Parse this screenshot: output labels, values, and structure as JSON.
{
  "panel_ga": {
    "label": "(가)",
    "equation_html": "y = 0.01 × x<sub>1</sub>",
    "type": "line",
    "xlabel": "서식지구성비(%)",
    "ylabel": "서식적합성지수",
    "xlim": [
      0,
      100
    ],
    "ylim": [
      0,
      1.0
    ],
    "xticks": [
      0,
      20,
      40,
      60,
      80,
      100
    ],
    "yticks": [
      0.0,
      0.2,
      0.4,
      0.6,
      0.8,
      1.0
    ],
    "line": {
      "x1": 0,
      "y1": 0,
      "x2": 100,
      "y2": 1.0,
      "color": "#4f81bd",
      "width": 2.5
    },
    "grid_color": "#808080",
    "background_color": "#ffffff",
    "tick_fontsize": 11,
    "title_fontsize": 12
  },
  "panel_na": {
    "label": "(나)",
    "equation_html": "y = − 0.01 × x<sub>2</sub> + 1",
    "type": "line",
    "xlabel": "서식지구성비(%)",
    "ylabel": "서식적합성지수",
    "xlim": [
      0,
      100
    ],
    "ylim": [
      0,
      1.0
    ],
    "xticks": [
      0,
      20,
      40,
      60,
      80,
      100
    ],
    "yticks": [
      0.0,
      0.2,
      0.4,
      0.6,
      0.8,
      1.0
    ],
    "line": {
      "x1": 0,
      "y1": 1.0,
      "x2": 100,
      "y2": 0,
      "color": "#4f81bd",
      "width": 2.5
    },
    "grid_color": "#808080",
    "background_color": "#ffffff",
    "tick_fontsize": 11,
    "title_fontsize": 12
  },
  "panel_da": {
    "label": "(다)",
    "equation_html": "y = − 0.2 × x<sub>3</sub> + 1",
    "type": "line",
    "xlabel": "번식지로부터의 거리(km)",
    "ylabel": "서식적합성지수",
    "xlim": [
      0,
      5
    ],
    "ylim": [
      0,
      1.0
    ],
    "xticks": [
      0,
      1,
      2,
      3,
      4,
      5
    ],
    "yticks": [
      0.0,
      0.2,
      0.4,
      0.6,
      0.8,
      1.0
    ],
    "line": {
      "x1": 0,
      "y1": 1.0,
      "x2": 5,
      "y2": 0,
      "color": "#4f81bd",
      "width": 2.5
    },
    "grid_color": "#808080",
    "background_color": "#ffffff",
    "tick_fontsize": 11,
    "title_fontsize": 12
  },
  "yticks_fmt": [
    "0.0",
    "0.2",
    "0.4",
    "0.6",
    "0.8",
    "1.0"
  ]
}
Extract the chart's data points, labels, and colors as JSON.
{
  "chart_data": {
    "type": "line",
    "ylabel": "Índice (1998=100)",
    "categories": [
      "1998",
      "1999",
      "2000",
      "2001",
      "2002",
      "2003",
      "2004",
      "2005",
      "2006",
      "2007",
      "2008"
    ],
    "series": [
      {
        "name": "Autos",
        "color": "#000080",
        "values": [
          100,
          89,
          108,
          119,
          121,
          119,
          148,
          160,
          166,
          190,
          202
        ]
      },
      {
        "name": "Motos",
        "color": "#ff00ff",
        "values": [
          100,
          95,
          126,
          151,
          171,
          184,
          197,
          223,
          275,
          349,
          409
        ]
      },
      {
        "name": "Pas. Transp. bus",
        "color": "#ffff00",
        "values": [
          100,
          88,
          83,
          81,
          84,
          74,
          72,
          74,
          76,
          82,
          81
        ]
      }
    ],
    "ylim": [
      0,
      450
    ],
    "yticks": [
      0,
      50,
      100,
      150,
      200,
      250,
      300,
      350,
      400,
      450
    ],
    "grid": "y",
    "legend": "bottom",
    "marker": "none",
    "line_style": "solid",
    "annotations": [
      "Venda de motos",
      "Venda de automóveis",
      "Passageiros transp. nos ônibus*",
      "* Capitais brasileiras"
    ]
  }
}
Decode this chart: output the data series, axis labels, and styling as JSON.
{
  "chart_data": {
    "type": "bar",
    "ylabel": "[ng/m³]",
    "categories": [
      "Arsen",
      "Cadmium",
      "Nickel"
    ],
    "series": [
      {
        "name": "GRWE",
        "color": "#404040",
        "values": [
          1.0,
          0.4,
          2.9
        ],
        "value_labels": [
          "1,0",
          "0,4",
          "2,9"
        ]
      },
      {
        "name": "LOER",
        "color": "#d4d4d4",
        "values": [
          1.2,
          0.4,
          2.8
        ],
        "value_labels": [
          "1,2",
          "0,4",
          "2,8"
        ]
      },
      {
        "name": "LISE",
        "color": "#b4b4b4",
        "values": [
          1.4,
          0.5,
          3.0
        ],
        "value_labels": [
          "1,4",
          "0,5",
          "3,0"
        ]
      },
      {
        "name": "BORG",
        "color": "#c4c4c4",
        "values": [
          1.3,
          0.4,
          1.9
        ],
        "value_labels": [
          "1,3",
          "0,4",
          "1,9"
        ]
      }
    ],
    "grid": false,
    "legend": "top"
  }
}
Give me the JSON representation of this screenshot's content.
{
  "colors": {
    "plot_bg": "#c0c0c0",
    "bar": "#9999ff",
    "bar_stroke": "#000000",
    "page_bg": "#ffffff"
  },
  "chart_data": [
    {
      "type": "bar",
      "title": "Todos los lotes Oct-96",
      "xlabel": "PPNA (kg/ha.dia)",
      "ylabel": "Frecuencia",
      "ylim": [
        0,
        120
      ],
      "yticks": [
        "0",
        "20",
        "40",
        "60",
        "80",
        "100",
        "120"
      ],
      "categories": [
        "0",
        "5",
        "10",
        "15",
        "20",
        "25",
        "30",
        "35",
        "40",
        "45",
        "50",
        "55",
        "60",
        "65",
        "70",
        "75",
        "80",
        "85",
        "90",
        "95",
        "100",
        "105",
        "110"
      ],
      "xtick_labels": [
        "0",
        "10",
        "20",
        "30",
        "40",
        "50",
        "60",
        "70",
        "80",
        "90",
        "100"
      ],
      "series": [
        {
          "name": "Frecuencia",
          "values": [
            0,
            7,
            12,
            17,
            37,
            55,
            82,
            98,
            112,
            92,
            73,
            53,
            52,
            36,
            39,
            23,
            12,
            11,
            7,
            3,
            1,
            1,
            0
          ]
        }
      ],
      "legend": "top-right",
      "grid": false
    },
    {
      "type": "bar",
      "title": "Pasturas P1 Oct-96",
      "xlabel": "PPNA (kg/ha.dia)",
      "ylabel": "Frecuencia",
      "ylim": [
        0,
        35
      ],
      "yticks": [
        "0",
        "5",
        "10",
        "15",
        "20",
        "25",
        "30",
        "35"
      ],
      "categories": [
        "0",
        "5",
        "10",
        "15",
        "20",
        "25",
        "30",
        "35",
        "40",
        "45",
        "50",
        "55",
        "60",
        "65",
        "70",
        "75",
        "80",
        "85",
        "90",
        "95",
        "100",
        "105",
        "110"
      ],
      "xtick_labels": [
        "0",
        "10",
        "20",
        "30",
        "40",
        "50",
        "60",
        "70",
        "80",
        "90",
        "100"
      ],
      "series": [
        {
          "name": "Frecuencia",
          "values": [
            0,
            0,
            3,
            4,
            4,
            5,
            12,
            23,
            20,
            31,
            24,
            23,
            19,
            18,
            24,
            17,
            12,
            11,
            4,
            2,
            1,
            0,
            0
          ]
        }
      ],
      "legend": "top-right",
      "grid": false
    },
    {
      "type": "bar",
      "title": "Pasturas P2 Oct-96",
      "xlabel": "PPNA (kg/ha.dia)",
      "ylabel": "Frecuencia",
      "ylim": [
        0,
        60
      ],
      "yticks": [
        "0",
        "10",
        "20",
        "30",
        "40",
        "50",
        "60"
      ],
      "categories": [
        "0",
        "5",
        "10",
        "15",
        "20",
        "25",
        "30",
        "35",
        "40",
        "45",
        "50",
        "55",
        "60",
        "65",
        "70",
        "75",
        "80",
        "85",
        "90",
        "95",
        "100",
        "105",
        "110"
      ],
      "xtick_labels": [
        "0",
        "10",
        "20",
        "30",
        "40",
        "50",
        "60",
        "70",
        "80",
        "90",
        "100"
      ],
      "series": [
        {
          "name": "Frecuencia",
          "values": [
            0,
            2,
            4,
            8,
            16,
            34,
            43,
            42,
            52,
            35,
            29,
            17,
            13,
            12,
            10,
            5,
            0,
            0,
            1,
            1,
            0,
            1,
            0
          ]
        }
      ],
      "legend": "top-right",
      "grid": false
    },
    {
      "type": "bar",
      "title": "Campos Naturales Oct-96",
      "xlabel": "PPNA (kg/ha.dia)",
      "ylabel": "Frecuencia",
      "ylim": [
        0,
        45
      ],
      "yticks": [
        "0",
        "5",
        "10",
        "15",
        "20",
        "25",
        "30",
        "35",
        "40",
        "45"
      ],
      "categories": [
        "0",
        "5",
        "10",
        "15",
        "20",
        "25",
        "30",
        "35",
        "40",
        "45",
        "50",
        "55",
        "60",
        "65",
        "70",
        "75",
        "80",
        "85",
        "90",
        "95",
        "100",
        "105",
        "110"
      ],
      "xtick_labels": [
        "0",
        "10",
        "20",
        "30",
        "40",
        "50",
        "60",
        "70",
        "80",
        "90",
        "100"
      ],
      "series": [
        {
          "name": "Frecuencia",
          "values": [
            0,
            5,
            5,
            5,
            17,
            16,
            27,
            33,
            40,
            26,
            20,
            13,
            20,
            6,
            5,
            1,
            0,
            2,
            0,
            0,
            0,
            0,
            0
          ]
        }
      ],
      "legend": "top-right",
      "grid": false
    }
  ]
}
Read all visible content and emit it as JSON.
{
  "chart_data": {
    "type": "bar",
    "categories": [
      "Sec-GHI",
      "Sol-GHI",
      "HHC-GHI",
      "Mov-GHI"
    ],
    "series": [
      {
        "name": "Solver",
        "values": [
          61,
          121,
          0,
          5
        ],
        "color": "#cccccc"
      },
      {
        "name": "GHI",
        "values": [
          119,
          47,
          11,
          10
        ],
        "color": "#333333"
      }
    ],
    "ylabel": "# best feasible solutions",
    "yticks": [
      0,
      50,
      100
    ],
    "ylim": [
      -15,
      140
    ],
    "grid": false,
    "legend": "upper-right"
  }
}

----------

STATED PROBLEM: Gather each line in the entries above where the string "output" is found.

THE RESPONSE:
Parse this screenshot: output labels, values, and structure as JSON.
Decode this chart: output the data series, axis labels, and styling as JSON.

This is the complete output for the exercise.